+++ Material for this task +++

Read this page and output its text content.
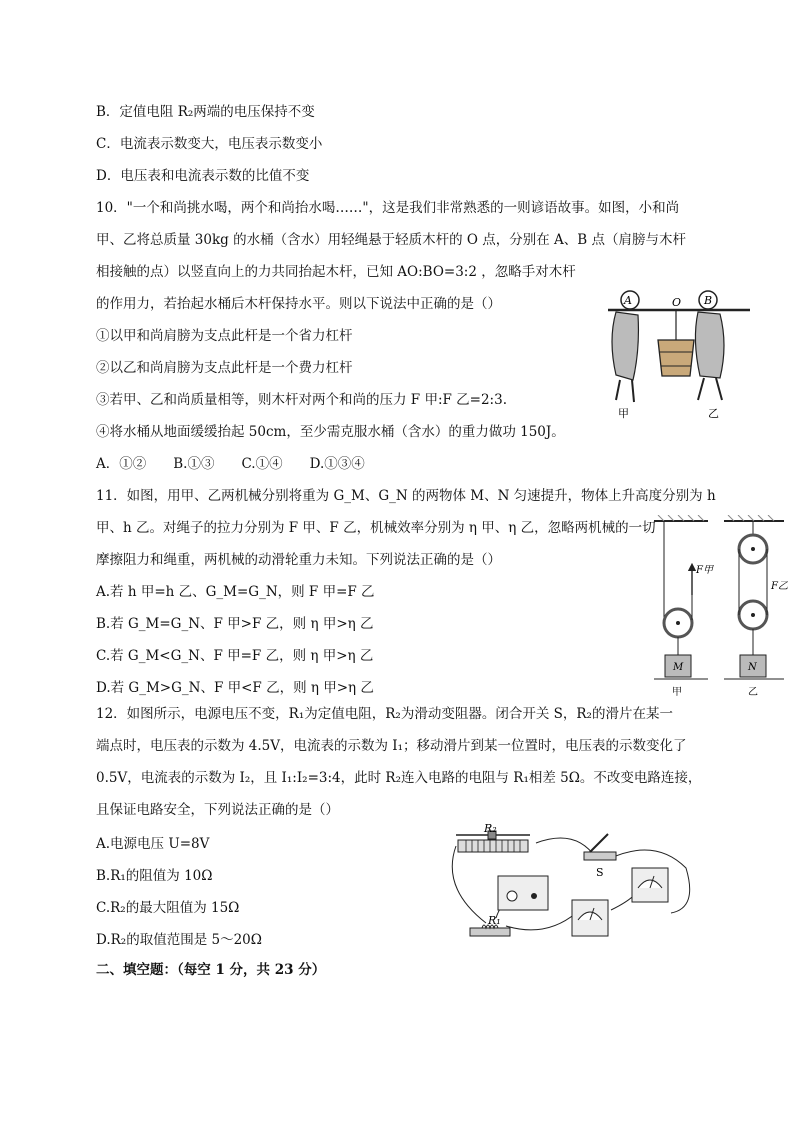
B．定值电阻 R₂两端的电压保持不变
C．电流表示数变大，电压表示数变小
D．电压表和电流表示数的比值不变
10．"一个和尚挑水喝，两个和尚抬水喝……"，这是我们非常熟悉的一则谚语故事。如图，小和尚
甲、乙将总质量 30kg 的水桶（含水）用轻绳悬于轻质木杆的 O 点，分别在 A、B 点（肩膀与木杆
相接触的点）以竖直向上的力共同抬起木杆，已知 AO:BO=3:2 ，忽略手对木杆
的作用力，若抬起水桶后木杆保持水平。则以下说法中正确的是（）
①以甲和尚肩膀为支点此杆是一个省力杠杆
②以乙和尚肩膀为支点此杆是一个费力杠杆
③若甲、乙和尚质量相等，则木杆对两个和尚的压力 F 甲:F 乙=2:3.
④将水桶从地面缓缓抬起 50cm，至少需克服水桶（含水）的重力做功 150J。
A．①②　　B.①③　　C.①④　　D.①③④
A	O B
甲	乙
11．如图，用甲、乙两机械分别将重为 G_M、G_N 的两物体 M、N 匀速提升，物体上升高度分别为 h
甲、h 乙。对绳子的拉力分别为 F 甲、F 乙，机械效率分别为 η 甲、η 乙，忽略两机械的一切
摩擦阻力和绳重，两机械的动滑轮重力未知。下列说法正确的是（）
A.若 h 甲=h 乙、G_M=G_N，则 F 甲=F 乙
B.若 G_M=G_N、F 甲>F 乙，则 η 甲>η 乙
C.若 G_M<G_N、F 甲=F 乙，则 η 甲>η 乙
D.若 G_M>G_N、F 甲<F 乙，则 η 甲>η 乙
F甲
F乙
M	N
甲	乙
12．如图所示，电源电压不变，R₁为定值电阻，R₂为滑动变阻器。闭合开关 S，R₂的滑片在某一
端点时，电压表的示数为 4.5V，电流表的示数为 I₁；移动滑片到某一位置时，电压表的示数变化了
0.5V，电流表的示数为 I₂，且 I₁:I₂=3:4，此时 R₂连入电路的电阻与 R₁相差 5Ω。不改变电路连接，
且保证电路安全，下列说法正确的是（）
A.电源电压 U=8V
B.R₁的阻值为 10Ω
C.R₂的最大阻值为 15Ω
D.R₂的取值范围是 5～20Ω
R₂
R₁
S
二、填空题：（每空 1 分，共 23 分）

+++

Determine how many lines in the data above contain the string "下列说法正确的是". Give nothing except the number.

Solution to the problem
2